Switch each "Description with numbered items" to "Summary with labeled parts" in the rows below, and give them back with nothing else altered.

START

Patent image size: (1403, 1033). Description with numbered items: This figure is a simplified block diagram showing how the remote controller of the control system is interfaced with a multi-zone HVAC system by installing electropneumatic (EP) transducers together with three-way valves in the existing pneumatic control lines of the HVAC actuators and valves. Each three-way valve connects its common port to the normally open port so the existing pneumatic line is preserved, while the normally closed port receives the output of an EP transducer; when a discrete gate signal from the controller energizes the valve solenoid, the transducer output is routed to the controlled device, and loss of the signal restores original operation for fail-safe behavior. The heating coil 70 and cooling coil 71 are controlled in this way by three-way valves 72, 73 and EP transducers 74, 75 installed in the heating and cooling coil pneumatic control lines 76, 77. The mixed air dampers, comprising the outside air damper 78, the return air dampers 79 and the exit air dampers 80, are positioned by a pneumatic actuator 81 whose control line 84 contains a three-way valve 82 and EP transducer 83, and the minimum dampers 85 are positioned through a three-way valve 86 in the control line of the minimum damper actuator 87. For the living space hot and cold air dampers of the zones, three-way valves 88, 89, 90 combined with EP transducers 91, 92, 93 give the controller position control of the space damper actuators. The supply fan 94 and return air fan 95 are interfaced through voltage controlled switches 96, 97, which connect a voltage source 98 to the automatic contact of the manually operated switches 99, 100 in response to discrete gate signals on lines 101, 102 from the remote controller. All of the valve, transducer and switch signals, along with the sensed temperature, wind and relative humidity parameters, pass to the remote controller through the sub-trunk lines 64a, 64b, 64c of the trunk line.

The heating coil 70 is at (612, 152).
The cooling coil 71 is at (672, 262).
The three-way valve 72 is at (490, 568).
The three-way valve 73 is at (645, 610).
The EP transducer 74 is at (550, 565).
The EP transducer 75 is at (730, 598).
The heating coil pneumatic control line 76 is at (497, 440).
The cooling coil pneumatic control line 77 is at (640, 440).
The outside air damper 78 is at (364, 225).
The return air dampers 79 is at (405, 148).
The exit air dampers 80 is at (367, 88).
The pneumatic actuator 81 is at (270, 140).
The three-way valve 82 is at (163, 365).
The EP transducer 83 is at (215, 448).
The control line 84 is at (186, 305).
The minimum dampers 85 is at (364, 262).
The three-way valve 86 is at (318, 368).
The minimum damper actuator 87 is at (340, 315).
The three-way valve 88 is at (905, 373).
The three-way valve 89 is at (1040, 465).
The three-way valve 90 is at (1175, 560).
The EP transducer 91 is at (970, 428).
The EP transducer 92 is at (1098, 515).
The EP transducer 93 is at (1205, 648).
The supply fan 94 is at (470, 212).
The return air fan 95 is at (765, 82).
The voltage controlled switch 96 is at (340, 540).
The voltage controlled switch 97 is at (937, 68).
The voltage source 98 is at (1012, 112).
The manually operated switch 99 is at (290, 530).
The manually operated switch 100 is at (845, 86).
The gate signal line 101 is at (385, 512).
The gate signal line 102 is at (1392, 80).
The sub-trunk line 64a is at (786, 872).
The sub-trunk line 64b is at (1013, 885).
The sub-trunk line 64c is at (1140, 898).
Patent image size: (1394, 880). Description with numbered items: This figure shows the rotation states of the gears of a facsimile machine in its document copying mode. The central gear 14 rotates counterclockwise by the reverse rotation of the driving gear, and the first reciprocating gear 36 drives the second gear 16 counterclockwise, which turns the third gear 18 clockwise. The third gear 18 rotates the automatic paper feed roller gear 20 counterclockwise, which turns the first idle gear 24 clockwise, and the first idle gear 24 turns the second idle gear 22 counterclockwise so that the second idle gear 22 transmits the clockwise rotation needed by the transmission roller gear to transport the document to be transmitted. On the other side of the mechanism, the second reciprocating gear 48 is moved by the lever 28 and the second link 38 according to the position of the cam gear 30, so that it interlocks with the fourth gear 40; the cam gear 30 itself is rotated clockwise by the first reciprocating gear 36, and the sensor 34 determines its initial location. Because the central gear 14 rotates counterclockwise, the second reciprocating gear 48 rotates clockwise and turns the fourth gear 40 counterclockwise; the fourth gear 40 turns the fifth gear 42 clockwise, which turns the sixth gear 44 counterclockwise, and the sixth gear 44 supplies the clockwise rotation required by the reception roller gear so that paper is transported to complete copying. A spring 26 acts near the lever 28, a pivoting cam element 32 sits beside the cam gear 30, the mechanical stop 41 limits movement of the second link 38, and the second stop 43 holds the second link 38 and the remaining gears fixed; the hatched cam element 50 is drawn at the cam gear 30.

END

▶ _RESPONSE TO THIS EXERCISE_:
Patent image size: (1403, 1033). Summary with labeled parts: This figure is a simplified block diagram showing how the remote controller of the control system is interfaced with a multi-zone HVAC system by installing electropneumatic (EP) transducers together with three-way valves in the existing pneumatic control lines of the HVAC actuators and valves. Each three-way valve connects its common port to the normally open port so the existing pneumatic line is preserved, while the normally closed port receives the output of an EP transducer; when a discrete gate signal from the controller energizes the valve solenoid, the transducer output is routed to the controlled device, and loss of the signal restores original operation for fail-safe behavior. The heating coil 70 and cooling coil 71 are controlled in this way by three-way valves 72, 73 and EP transducers 74, 75 installed in the heating and cooling coil pneumatic control lines 76, 77. The mixed air dampers, comprising the outside air damper 78, the return air dampers 79 and the exit air dampers 80, are positioned by a pneumatic actuator 81 whose control line 84 contains a three-way valve 82 and EP transducer 83, and the minimum dampers 85 are positioned through a three-way valve 86 in the control line of the minimum damper actuator 87. For the living space hot and cold air dampers of the zones, three-way valves 88, 89, 90 combined with EP transducers 91, 92, 93 give the controller position control of the space damper actuators. The supply fan 94 and return air fan 95 are interfaced through voltage controlled switches 96, 97, which connect a voltage source 98 to the automatic contact of the manually operated switches 99, 100 in response to discrete gate signals on lines 101, 102 from the remote controller. All of the valve, transducer and switch signals, along with the sensed temperature, wind and relative humidity parameters, pass to the remote controller through the sub-trunk lines 64a, 64b, 64c of the trunk line.

The heating coil 70 is at (612, 152).
The cooling coil 71 is at (672, 262).
The three-way valve 72 is at (490, 568).
The three-way valve 73 is at (645, 610).
The EP transducer 74 is at (550, 565).
The EP transducer 75 is at (730, 598).
The heating coil pneumatic control line 76 is at (497, 440).
The cooling coil pneumatic control line 77 is at (640, 440).
The outside air damper 78 is at (364, 225).
The return air dampers 79 is at (405, 148).
The exit air dampers 80 is at (367, 88).
The pneumatic actuator 81 is at (270, 140).
The three-way valve 82 is at (163, 365).
The EP transducer 83 is at (215, 448).
The control line 84 is at (186, 305).
The minimum dampers 85 is at (364, 262).
The three-way valve 86 is at (318, 368).
The minimum damper actuator 87 is at (340, 315).
The three-way valve 88 is at (905, 373).
The three-way valve 89 is at (1040, 465).
The three-way valve 90 is at (1175, 560).
The EP transducer 91 is at (970, 428).
The EP transducer 92 is at (1098, 515).
The EP transducer 93 is at (1205, 648).
The supply fan 94 is at (470, 212).
The return air fan 95 is at (765, 82).
The voltage controlled switch 96 is at (340, 540).
The voltage controlled switch 97 is at (937, 68).
The voltage source 98 is at (1012, 112).
The manually operated switch 99 is at (290, 530).
The manually operated switch 100 is at (845, 86).
The gate signal line 101 is at (385, 512).
The gate signal line 102 is at (1392, 80).
The sub-trunk line 64a is at (786, 872).
The sub-trunk line 64b is at (1013, 885).
The sub-trunk line 64c is at (1140, 898).
Patent image size: (1394, 880). Summary with labeled parts: This figure shows the rotation states of the gears of a facsimile machine in its document copying mode. The central gear 14 rotates counterclockwise by the reverse rotation of the driving gear, and the first reciprocating gear 36 drives the second gear 16 counterclockwise, which turns the third gear 18 clockwise. The third gear 18 rotates the automatic paper feed roller gear 20 counterclockwise, which turns the first idle gear 24 clockwise, and the first idle gear 24 turns the second idle gear 22 counterclockwise so that the second idle gear 22 transmits the clockwise rotation needed by the transmission roller gear to transport the document to be transmitted. On the other side of the mechanism, the second reciprocating gear 48 is moved by the lever 28 and the second link 38 according to the position of the cam gear 30, so that it interlocks with the fourth gear 40; the cam gear 30 itself is rotated clockwise by the first reciprocating gear 36, and the sensor 34 determines its initial location. Because the central gear 14 rotates counterclockwise, the second reciprocating gear 48 rotates clockwise and turns the fourth gear 40 counterclockwise; the fourth gear 40 turns the fifth gear 42 clockwise, which turns the sixth gear 44 counterclockwise, and the sixth gear 44 supplies the clockwise rotation required by the reception roller gear so that paper is transported to complete copying. A spring 26 acts near the lever 28, a pivoting cam element 32 sits beside the cam gear 30, the mechanical stop 41 limits movement of the second link 38, and the second stop 43 holds the second link 38 and the remaining gears fixed; the hatched cam element 50 is drawn at the cam gear 30.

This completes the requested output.